_STATED PROBLEM_
Please report every line from the material that contains the word "news".
** Start of MATERIAL SHOWN **
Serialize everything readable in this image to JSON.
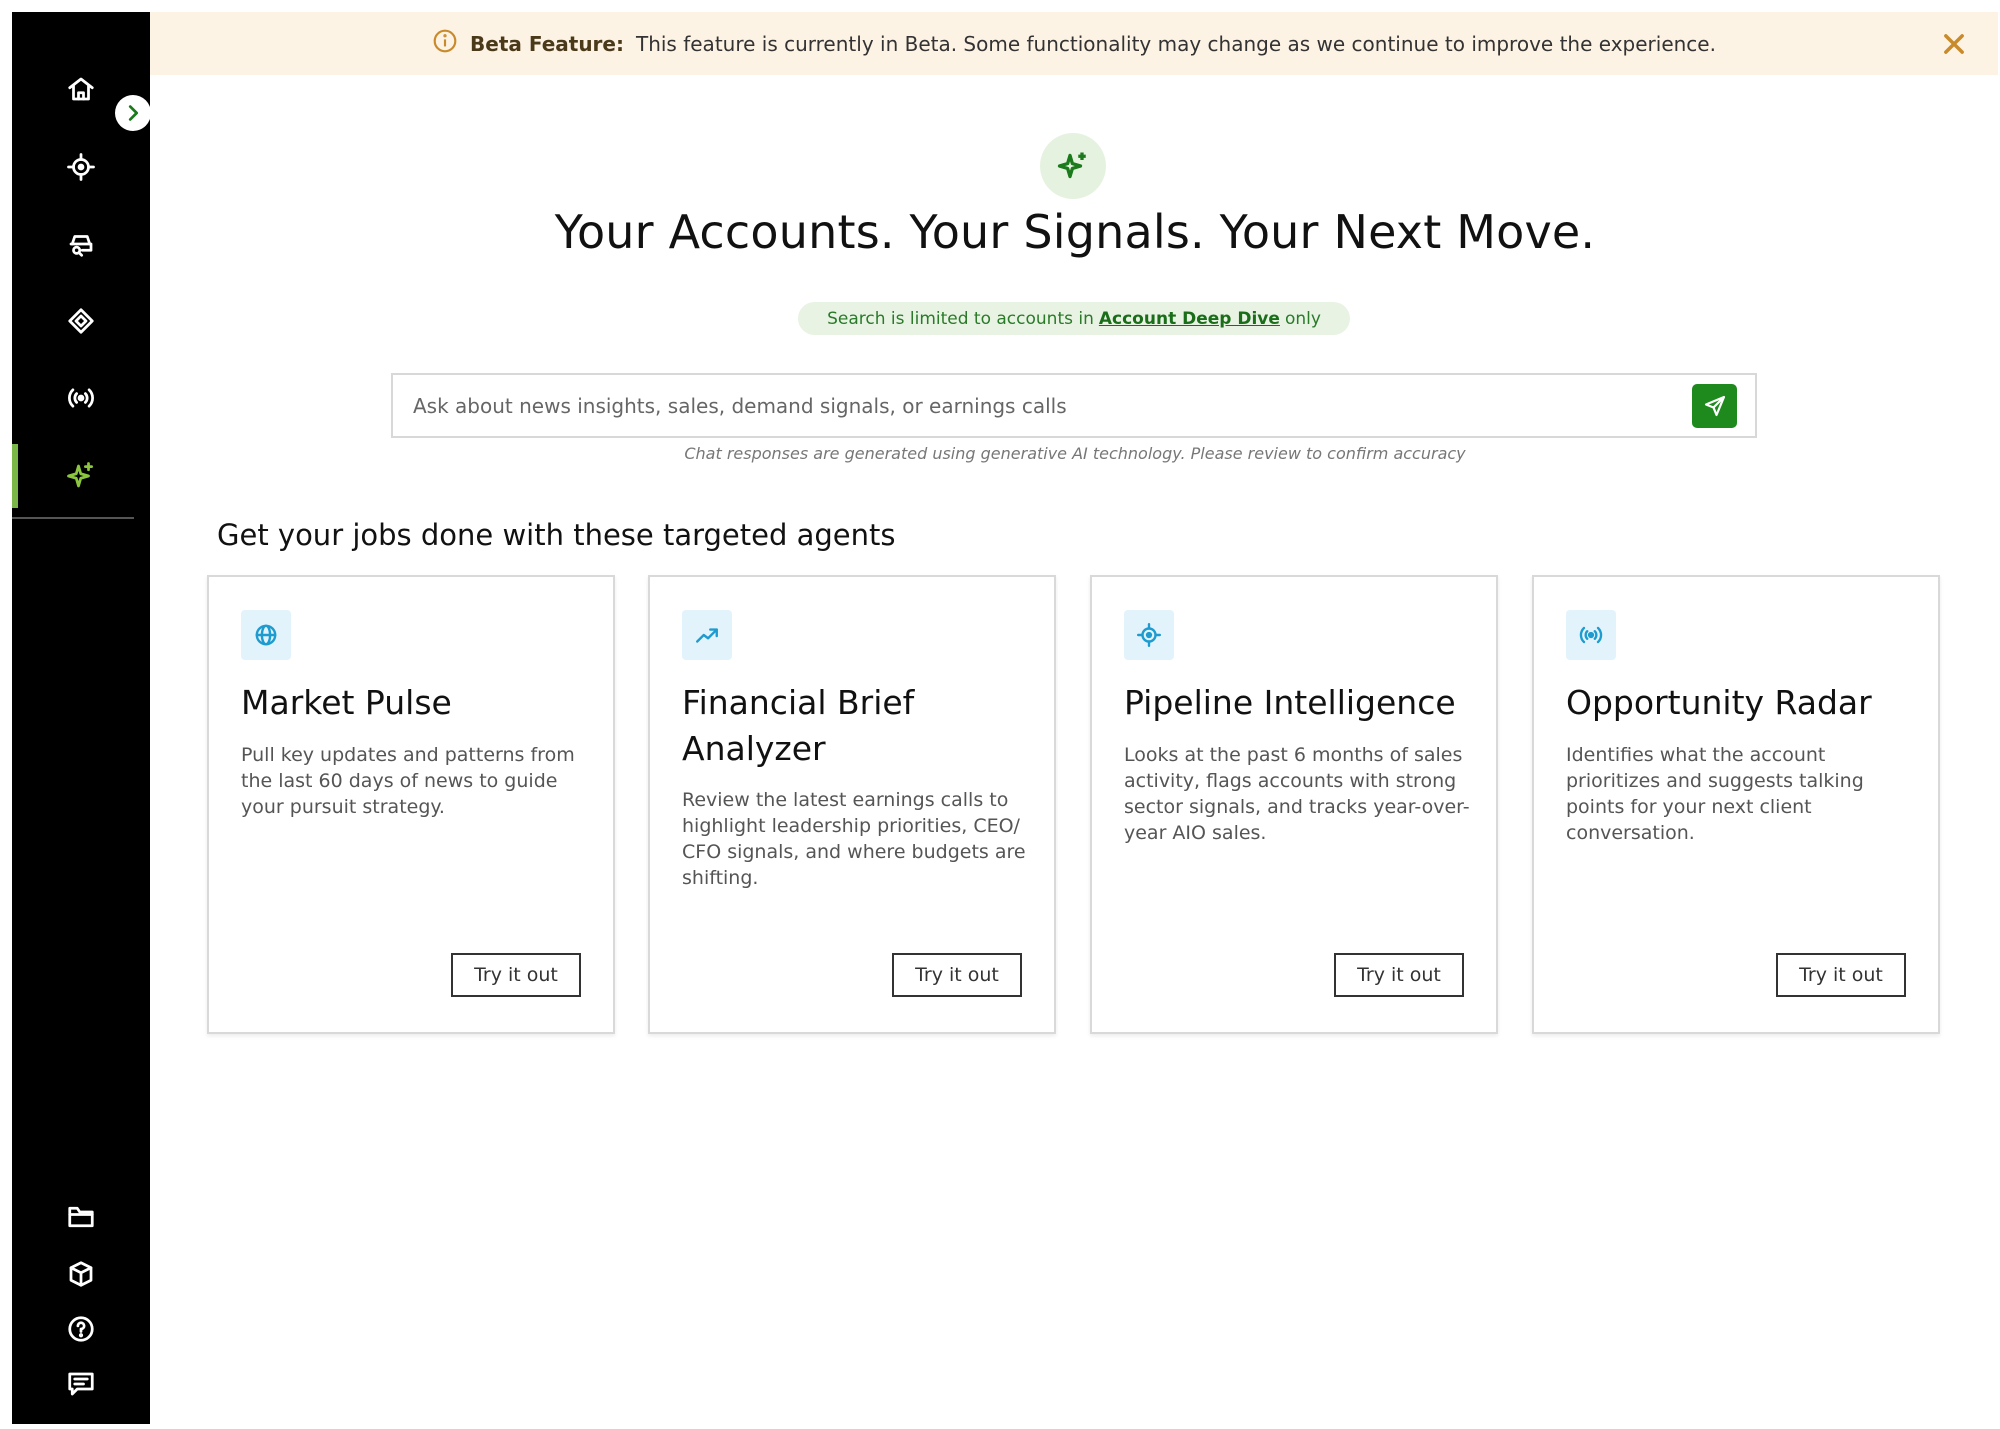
{
  "banner": {
    "title": "Beta Feature:",
    "text": "This feature is currently in Beta. Some functionality may change as we continue to improve the experience."
  },
  "hero": {
    "title": "Your Accounts. Your Signals. Your Next Move.",
    "limit_prefix": "Search is limited to accounts in",
    "limit_link": "Account Deep Dive",
    "limit_suffix": "only"
  },
  "chat": {
    "placeholder": "Ask about news insights, sales, demand signals, or earnings calls",
    "disclaimer": "Chat responses are generated using generative AI technology. Please review to confirm accuracy"
  },
  "section": {
    "title": "Get your jobs done with these targeted agents"
  },
  "cards": [
    {
      "title": "Market Pulse",
      "description": "Pull key updates and patterns from the last 60 days of news to guide your pursuit strategy.",
      "button": "Try it out",
      "icon": "globe-icon"
    },
    {
      "title": "Financial Brief Analyzer",
      "description": "Review the latest earnings calls to highlight leadership priorities, CEO/ CFO signals, and where budgets are shifting.",
      "button": "Try it out",
      "icon": "trending-up-icon"
    },
    {
      "title": "Pipeline Intelligence",
      "description": "Looks at the past 6 months of sales activity, flags accounts with strong sector signals, and tracks year-over-year AIO sales.",
      "button": "Try it out",
      "icon": "target-icon"
    },
    {
      "title": "Opportunity Radar",
      "description": "Identifies what the account prioritizes and suggests talking points for your next client conversation.",
      "button": "Try it out",
      "icon": "broadcast-icon"
    }
  ],
  "sidebar": {
    "top_items": [
      "home-icon",
      "target-icon",
      "car-search-icon",
      "tag-icon",
      "broadcast-icon",
      "sparkle-icon"
    ],
    "active_item": "sparkle-icon",
    "bottom_items": [
      "folder-icon",
      "cube-icon",
      "help-icon",
      "feedback-icon"
    ]
  },
  "colors": {
    "accent_green": "#1e8a1e",
    "banner_bg": "#fdf3e4",
    "sidebar_bg": "#000000",
    "card_icon_blue": "#1f9ccf"
  }
}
** End of MATERIAL SHOWN **
_WORKED ANSWER_
    "placeholder": "Ask about news insights, sales, demand signals, or earnings calls",
      "description": "Pull key updates and patterns from the last 60 days of news to guide your pursuit strategy.",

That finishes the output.